*Prompt*.
Reproduce the following lines verbatim, without altering any character.

-------- Supplied data --------

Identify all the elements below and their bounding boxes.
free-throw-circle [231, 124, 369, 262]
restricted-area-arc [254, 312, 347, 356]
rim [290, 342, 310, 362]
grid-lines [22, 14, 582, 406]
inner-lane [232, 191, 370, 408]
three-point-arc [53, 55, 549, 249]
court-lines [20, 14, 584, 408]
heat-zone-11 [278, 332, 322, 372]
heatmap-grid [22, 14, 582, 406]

--------

*Full output*.
Identify all the elements below and their bounding boxes.
free-throw-circle [231, 124, 369, 262]
restricted-area-arc [254, 312, 347, 356]
rim [290, 342, 310, 362]
grid-lines [22, 14, 582, 406]
inner-lane [232, 191, 370, 408]
three-point-arc [53, 55, 549, 249]
court-lines [20, 14, 584, 408]
heat-zone-11 [278, 332, 322, 372]
heatmap-grid [22, 14, 582, 406]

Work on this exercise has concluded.